> _Given instruction_
Transcribe all the records with complete accuracy.

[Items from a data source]

** Start **

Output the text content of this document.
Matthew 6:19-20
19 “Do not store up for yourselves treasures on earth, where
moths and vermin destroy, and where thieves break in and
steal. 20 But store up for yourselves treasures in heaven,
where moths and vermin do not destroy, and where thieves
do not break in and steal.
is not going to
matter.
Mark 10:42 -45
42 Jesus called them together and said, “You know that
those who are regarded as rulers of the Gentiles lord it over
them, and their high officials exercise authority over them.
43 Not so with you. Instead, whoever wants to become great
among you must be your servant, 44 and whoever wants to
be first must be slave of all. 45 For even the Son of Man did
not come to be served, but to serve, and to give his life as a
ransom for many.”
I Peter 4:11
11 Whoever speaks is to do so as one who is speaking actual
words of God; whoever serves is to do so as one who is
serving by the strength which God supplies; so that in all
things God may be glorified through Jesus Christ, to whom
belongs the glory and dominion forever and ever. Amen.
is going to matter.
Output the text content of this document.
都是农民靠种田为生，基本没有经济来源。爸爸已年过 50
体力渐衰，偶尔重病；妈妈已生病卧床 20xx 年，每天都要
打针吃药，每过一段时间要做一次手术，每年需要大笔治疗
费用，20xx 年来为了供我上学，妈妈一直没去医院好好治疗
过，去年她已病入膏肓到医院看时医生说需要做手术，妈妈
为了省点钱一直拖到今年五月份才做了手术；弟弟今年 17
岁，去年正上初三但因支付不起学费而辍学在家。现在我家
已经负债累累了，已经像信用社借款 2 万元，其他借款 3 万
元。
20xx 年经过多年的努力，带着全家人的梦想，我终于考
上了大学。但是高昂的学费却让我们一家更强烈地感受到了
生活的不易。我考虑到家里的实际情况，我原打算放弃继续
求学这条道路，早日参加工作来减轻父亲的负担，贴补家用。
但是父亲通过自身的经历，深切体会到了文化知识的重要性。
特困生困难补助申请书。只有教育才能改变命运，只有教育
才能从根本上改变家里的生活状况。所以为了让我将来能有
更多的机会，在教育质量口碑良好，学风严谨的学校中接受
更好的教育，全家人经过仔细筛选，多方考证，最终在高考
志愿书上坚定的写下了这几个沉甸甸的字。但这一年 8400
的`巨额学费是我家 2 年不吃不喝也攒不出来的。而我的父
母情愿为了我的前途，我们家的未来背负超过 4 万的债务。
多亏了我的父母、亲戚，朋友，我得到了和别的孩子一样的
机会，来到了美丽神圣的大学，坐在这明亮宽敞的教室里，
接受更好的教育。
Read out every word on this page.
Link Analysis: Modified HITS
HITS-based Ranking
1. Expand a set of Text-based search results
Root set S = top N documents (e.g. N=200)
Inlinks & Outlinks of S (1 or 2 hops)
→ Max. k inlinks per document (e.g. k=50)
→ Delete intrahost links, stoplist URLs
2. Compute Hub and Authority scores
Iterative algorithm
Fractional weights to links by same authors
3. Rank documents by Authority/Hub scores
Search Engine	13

** End **

> _Solution for this task_
Output the text content of this document.
Matthew 6:19-20
19 “Do not store up for yourselves treasures on earth, where
moths and vermin destroy, and where thieves break in and
steal. 20 But store up for yourselves treasures in heaven,
where moths and vermin do not destroy, and where thieves
do not break in and steal.
is not going to
matter.
Mark 10:42 -45
42 Jesus called them together and said, “You know that
those who are regarded as rulers of the Gentiles lord it over
them, and their high officials exercise authority over them.
43 Not so with you. Instead, whoever wants to become great
among you must be your servant, 44 and whoever wants to
be first must be slave of all. 45 For even the Son of Man did
not come to be served, but to serve, and to give his life as a
ransom for many.”
I Peter 4:11
11 Whoever speaks is to do so as one who is speaking actual
words of God; whoever serves is to do so as one who is
serving by the strength which God supplies; so that in all
things God may be glorified through Jesus Christ, to whom
belongs the glory and dominion forever and ever. Amen.
is going to matter.
Output the text content of this document.
都是农民靠种田为生，基本没有经济来源。爸爸已年过 50
体力渐衰，偶尔重病；妈妈已生病卧床 20xx 年，每天都要
打针吃药，每过一段时间要做一次手术，每年需要大笔治疗
费用，20xx 年来为了供我上学，妈妈一直没去医院好好治疗
过，去年她已病入膏肓到医院看时医生说需要做手术，妈妈
为了省点钱一直拖到今年五月份才做了手术；弟弟今年 17
岁，去年正上初三但因支付不起学费而辍学在家。现在我家
已经负债累累了，已经像信用社借款 2 万元，其他借款 3 万
元。
20xx 年经过多年的努力，带着全家人的梦想，我终于考
上了大学。但是高昂的学费却让我们一家更强烈地感受到了
生活的不易。我考虑到家里的实际情况，我原打算放弃继续
求学这条道路，早日参加工作来减轻父亲的负担，贴补家用。
但是父亲通过自身的经历，深切体会到了文化知识的重要性。
特困生困难补助申请书。只有教育才能改变命运，只有教育
才能从根本上改变家里的生活状况。所以为了让我将来能有
更多的机会，在教育质量口碑良好，学风严谨的学校中接受
更好的教育，全家人经过仔细筛选，多方考证，最终在高考
志愿书上坚定的写下了这几个沉甸甸的字。但这一年 8400
的`巨额学费是我家 2 年不吃不喝也攒不出来的。而我的父
母情愿为了我的前途，我们家的未来背负超过 4 万的债务。
多亏了我的父母、亲戚，朋友，我得到了和别的孩子一样的
机会，来到了美丽神圣的大学，坐在这明亮宽敞的教室里，
接受更好的教育。
Read out every word on this page.
Link Analysis: Modified HITS
HITS-based Ranking
1. Expand a set of Text-based search results
Root set S = top N documents (e.g. N=200)
Inlinks & Outlinks of S (1 or 2 hops)
→ Max. k inlinks per document (e.g. k=50)
→ Delete intrahost links, stoplist URLs
2. Compute Hub and Authority scores
Iterative algorithm
Fractional weights to links by same authors
3. Rank documents by Authority/Hub scores
Search Engine	13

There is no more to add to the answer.